### [Collected data entries]
* * * *

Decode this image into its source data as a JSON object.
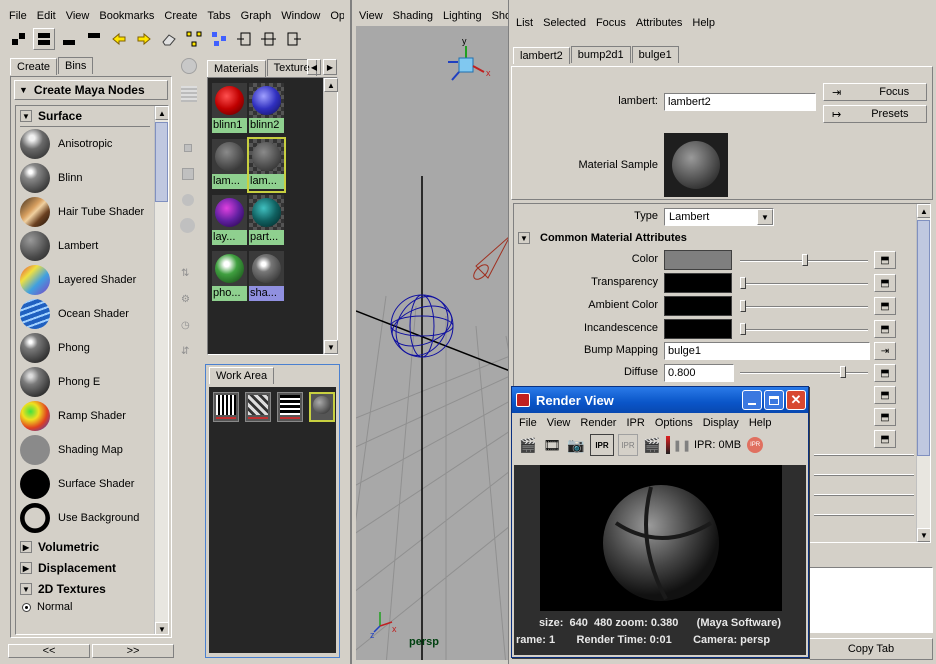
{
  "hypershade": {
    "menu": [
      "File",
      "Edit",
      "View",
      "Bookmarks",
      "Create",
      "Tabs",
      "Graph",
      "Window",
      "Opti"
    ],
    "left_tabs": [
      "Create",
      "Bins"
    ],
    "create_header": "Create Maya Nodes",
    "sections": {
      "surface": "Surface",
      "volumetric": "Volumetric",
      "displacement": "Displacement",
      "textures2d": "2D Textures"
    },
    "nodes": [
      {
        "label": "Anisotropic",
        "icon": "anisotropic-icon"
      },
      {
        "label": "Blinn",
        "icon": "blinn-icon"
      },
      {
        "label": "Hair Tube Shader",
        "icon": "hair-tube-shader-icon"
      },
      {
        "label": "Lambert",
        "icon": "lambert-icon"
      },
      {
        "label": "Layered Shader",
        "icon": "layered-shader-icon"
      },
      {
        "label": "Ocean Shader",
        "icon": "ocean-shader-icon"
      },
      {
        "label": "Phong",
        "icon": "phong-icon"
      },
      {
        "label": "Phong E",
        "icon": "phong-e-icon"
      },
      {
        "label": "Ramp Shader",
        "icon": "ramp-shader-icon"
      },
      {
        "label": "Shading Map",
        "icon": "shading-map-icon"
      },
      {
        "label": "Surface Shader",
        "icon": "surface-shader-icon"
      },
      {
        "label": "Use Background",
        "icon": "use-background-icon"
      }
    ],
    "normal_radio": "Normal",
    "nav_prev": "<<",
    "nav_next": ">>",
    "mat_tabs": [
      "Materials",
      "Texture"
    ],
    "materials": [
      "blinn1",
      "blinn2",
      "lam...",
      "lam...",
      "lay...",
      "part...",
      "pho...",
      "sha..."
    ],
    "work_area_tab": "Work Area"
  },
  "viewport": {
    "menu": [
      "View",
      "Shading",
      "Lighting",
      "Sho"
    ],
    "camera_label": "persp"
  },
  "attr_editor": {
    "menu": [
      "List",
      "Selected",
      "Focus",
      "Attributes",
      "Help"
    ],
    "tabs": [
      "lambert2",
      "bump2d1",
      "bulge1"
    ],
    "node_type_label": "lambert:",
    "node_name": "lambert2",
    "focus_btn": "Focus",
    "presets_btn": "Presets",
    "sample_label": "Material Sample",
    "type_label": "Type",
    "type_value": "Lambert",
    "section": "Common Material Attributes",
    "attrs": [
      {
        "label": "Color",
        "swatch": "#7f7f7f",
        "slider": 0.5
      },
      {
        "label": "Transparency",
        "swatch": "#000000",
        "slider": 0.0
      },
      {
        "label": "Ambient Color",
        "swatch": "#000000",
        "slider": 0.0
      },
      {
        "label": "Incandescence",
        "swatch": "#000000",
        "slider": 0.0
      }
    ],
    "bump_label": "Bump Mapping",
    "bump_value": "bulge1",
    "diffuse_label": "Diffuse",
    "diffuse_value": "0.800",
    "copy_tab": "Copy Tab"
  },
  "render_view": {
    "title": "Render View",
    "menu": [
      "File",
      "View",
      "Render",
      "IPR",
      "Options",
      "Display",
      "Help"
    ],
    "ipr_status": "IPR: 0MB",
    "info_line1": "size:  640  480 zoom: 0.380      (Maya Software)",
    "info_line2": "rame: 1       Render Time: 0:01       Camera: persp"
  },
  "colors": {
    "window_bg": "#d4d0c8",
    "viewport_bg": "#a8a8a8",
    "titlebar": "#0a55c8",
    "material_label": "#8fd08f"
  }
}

* * * *

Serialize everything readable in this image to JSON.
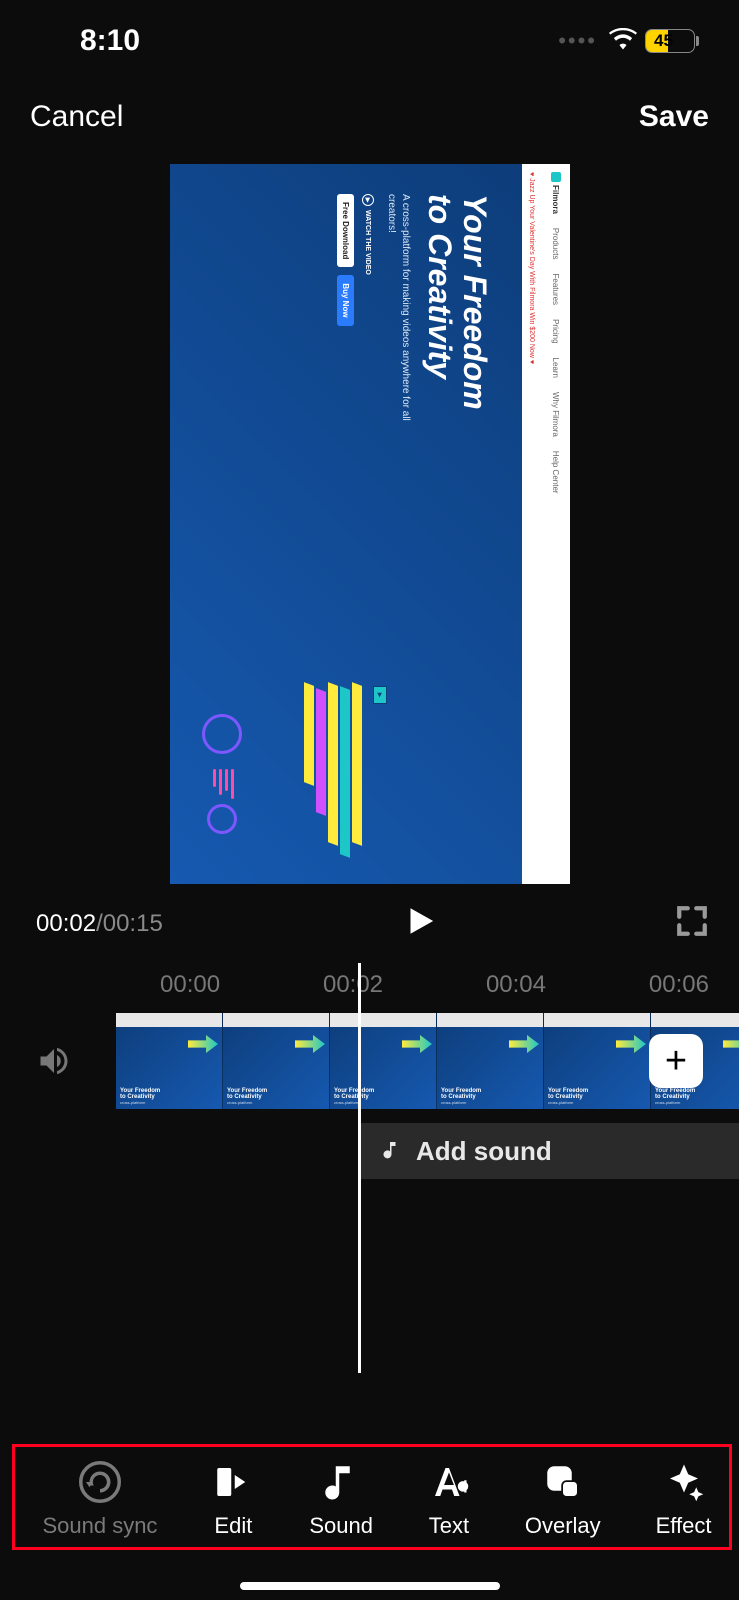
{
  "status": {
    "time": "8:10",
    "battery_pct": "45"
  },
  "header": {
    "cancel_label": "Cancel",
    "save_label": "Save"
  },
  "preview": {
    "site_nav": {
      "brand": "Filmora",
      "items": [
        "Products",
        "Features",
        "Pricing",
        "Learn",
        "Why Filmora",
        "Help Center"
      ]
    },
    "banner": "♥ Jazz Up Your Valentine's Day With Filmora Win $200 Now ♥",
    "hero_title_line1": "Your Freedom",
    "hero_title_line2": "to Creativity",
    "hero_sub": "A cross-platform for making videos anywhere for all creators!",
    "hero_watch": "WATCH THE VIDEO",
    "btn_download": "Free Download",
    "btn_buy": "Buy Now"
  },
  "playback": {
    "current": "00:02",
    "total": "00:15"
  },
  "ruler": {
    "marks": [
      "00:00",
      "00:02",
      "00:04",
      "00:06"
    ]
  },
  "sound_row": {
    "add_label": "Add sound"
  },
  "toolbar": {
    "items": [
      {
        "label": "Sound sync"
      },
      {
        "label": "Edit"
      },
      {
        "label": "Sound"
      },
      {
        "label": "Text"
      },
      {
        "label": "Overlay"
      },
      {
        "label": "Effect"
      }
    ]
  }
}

* * * *

Going through the data above, count the lines where the string "Your" appears, and answer with only that number.

2